- [AIM] Present each line of the data below as a numbered list, skipping blank lines and omitting the pictures.

- [STORED ROWS]
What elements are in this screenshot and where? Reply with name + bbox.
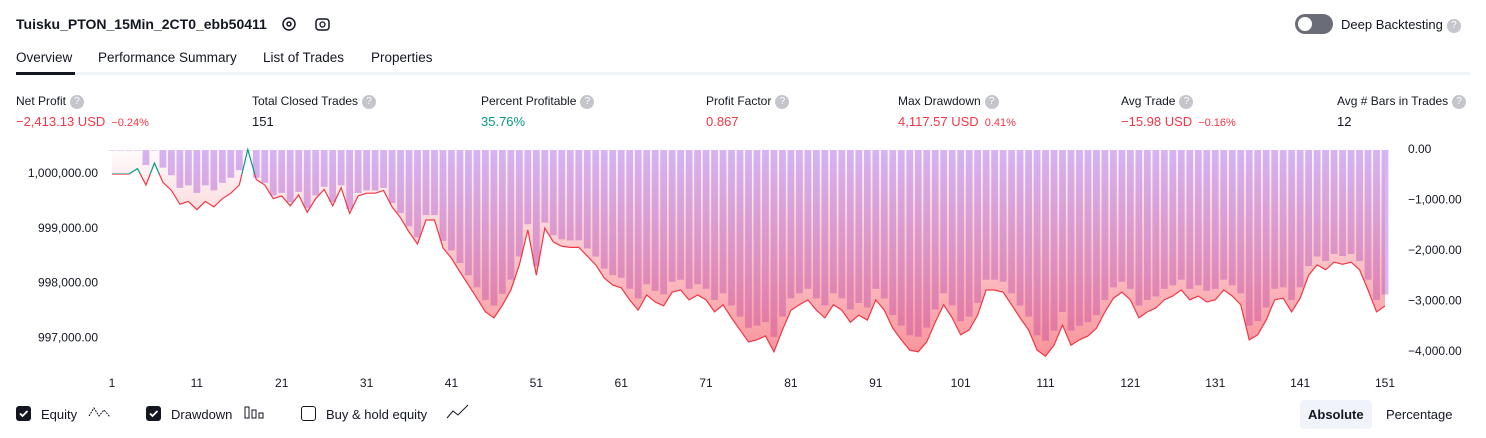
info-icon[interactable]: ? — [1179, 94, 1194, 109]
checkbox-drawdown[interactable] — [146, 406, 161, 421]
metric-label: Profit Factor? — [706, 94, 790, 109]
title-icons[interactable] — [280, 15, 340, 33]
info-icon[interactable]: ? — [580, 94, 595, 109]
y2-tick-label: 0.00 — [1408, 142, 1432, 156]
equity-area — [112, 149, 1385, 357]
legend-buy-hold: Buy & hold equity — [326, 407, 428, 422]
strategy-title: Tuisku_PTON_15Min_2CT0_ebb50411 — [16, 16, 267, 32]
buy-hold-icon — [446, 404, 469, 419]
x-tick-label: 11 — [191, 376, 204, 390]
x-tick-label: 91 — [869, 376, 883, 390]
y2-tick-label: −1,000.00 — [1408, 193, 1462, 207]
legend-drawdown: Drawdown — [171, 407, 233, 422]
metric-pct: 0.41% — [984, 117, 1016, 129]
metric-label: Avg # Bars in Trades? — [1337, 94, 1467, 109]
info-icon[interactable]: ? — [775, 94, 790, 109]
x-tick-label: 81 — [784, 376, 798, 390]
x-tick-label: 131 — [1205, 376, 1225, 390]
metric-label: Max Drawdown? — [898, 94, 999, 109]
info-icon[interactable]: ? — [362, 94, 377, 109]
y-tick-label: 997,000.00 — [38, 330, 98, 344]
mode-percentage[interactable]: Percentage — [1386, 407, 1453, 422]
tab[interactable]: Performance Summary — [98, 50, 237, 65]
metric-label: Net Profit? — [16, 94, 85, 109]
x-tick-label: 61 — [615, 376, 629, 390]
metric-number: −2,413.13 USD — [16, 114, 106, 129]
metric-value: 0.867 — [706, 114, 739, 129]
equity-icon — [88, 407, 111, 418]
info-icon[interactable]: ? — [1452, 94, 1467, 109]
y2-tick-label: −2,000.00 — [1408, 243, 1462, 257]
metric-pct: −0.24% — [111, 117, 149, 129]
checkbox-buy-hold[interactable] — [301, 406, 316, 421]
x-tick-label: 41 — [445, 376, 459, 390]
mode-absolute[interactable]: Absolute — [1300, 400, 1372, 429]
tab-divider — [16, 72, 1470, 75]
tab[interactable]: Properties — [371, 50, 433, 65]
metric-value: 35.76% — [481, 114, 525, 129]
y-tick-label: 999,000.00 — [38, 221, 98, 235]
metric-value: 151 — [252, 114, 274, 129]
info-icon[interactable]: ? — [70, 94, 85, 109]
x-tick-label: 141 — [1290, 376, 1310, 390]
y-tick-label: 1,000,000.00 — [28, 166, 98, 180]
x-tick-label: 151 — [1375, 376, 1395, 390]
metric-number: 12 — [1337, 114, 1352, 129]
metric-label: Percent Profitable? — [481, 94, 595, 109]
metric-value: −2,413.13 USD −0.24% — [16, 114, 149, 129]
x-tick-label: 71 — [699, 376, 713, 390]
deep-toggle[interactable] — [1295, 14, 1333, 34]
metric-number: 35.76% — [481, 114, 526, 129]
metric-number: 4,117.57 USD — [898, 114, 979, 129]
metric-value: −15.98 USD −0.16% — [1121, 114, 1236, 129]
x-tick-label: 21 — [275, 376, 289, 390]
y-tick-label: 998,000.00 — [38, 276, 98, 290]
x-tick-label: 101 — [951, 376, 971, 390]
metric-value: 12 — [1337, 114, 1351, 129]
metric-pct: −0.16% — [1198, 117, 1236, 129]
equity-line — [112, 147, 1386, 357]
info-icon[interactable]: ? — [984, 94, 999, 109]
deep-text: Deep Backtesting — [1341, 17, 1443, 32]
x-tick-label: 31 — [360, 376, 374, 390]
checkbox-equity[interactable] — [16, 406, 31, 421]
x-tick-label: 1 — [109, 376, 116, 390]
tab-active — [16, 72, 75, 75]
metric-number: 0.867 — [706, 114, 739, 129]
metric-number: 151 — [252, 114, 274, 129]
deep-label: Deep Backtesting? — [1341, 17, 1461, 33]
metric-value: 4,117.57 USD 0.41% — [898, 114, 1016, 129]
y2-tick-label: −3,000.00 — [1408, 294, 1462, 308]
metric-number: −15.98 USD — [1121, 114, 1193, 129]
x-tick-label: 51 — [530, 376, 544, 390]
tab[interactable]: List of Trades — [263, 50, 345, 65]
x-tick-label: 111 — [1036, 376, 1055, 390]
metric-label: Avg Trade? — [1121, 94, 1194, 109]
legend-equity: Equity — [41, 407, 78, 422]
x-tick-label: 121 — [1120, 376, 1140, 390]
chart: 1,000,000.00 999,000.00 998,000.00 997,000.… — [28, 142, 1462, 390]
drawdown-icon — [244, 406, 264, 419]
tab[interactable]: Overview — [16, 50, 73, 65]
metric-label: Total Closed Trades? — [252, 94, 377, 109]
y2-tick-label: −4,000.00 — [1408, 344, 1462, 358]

- [THE OUTPUT]
1. What elements are in this screenshot and where? Reply with name + bbox.
2. info-icon[interactable]: ? — [1179, 94, 1194, 109]
3. checkbox-drawdown[interactable] — [146, 406, 161, 421]
4. metric-label: Profit Factor? — [706, 94, 790, 109]
5. title-icons[interactable] — [280, 15, 340, 33]
6. info-icon[interactable]: ? — [580, 94, 595, 109]
7. y2-tick-label: 0.00 — [1408, 142, 1432, 156]
8. equity-area — [112, 149, 1385, 357]
9. legend-buy-hold: Buy & hold equity — [326, 407, 428, 422]
10. strategy-title: Tuisku_PTON_15Min_2CT0_ebb50411 — [16, 16, 267, 32]
11. buy-hold-icon — [446, 404, 469, 419]
12. x-tick-label: 11 — [191, 376, 204, 390]
13. x-tick-label: 91 — [869, 376, 883, 390]
14. y2-tick-label: −1,000.00 — [1408, 193, 1462, 207]
15. legend-drawdown: Drawdown — [171, 407, 233, 422]
16. metric-pct: 0.41% — [984, 117, 1016, 129]
17. metric-label: Avg # Bars in Trades? — [1337, 94, 1467, 109]
18. info-icon[interactable]: ? — [775, 94, 790, 109]
19. x-tick-label: 81 — [784, 376, 798, 390]
20. x-tick-label: 131 — [1205, 376, 1225, 390]
21. metric-label: Max Drawdown? — [898, 94, 999, 109]
22. info-icon[interactable]: ? — [362, 94, 377, 109]
23. y-tick-label: 997,000.00 — [38, 330, 98, 344]
24. mode-percentage[interactable]: Percentage — [1386, 407, 1453, 422]
25. tab[interactable]: Performance Summary — [98, 50, 237, 65]
26. metric-label: Net Profit? — [16, 94, 85, 109]
27. x-tick-label: 61 — [615, 376, 629, 390]
28. metric-number: −2,413.13 USD — [16, 114, 106, 129]
29. metric-value: 0.867 — [706, 114, 739, 129]
30. equity-icon — [88, 407, 111, 418]
31. info-icon[interactable]: ? — [1452, 94, 1467, 109]
32. y2-tick-label: −2,000.00 — [1408, 243, 1462, 257]
33. metric-pct: −0.24% — [111, 117, 149, 129]
34. checkbox-buy-hold[interactable] — [301, 406, 316, 421]
35. x-tick-label: 41 — [445, 376, 459, 390]
36. mode-absolute[interactable]: Absolute — [1300, 400, 1372, 429]
37. tab-divider — [16, 72, 1470, 75]
38. tab[interactable]: Properties — [371, 50, 433, 65]
39. metric-value: 35.76% — [481, 114, 525, 129]
40. y-tick-label: 999,000.00 — [38, 221, 98, 235]
41. metric-value: 151 — [252, 114, 274, 129]
42. info-icon[interactable]: ? — [70, 94, 85, 109]
43. x-tick-label: 141 — [1290, 376, 1310, 390]
44. y-tick-label: 1,000,000.00 — [28, 166, 98, 180]
45. x-tick-label: 151 — [1375, 376, 1395, 390]
46. metric-number: 12 — [1337, 114, 1352, 129]
47. metric-label: Percent Profitable? — [481, 94, 595, 109]
48. metric-value: −2,413.13 USD −0.24% — [16, 114, 149, 129]
49. x-tick-label: 71 — [699, 376, 713, 390]
50. deep-toggle[interactable] — [1295, 14, 1333, 34]
51. metric-number: 35.76% — [481, 114, 526, 129]
52. metric-number: 4,117.57 USD — [898, 114, 979, 129]
53. metric-value: −15.98 USD −0.16% — [1121, 114, 1236, 129]
54. x-tick-label: 21 — [275, 376, 289, 390]
55. y-tick-label: 998,000.00 — [38, 276, 98, 290]
56. x-tick-label: 101 — [951, 376, 971, 390]
57. metric-value: 12 — [1337, 114, 1351, 129]
58. metric-pct: −0.16% — [1198, 117, 1236, 129]
59. equity-line — [112, 147, 1386, 357]
60. info-icon[interactable]: ? — [984, 94, 999, 109]
61. deep-text: Deep Backtesting — [1341, 17, 1443, 32]
62. x-tick-label: 31 — [360, 376, 374, 390]
63. checkbox-equity[interactable] — [16, 406, 31, 421]
64. x-tick-label: 1 — [109, 376, 116, 390]
65. tab-active — [16, 72, 75, 75]
66. metric-number: 0.867 — [706, 114, 739, 129]
67. metric-number: 151 — [252, 114, 274, 129]
68. deep-label: Deep Backtesting? — [1341, 17, 1461, 33]
69. metric-value: 4,117.57 USD 0.41% — [898, 114, 1016, 129]
70. y2-tick-label: −3,000.00 — [1408, 294, 1462, 308]
71. metric-number: −15.98 USD — [1121, 114, 1193, 129]
72. x-tick-label: 51 — [530, 376, 544, 390]
73. tab[interactable]: List of Trades — [263, 50, 345, 65]
74. x-tick-label: 111 — [1036, 376, 1055, 390]
75. metric-label: Avg Trade? — [1121, 94, 1194, 109]
76. legend-equity: Equity — [41, 407, 78, 422]
77. x-tick-label: 121 — [1120, 376, 1140, 390]
78. chart: 1,000,000.00 999,000.00 998,000.00 997,000.… — [28, 142, 1462, 390]
79. drawdown-icon — [244, 406, 264, 419]
80. tab[interactable]: Overview — [16, 50, 73, 65]
81. metric-label: Total Closed Trades? — [252, 94, 377, 109]
82. y2-tick-label: −4,000.00 — [1408, 344, 1462, 358]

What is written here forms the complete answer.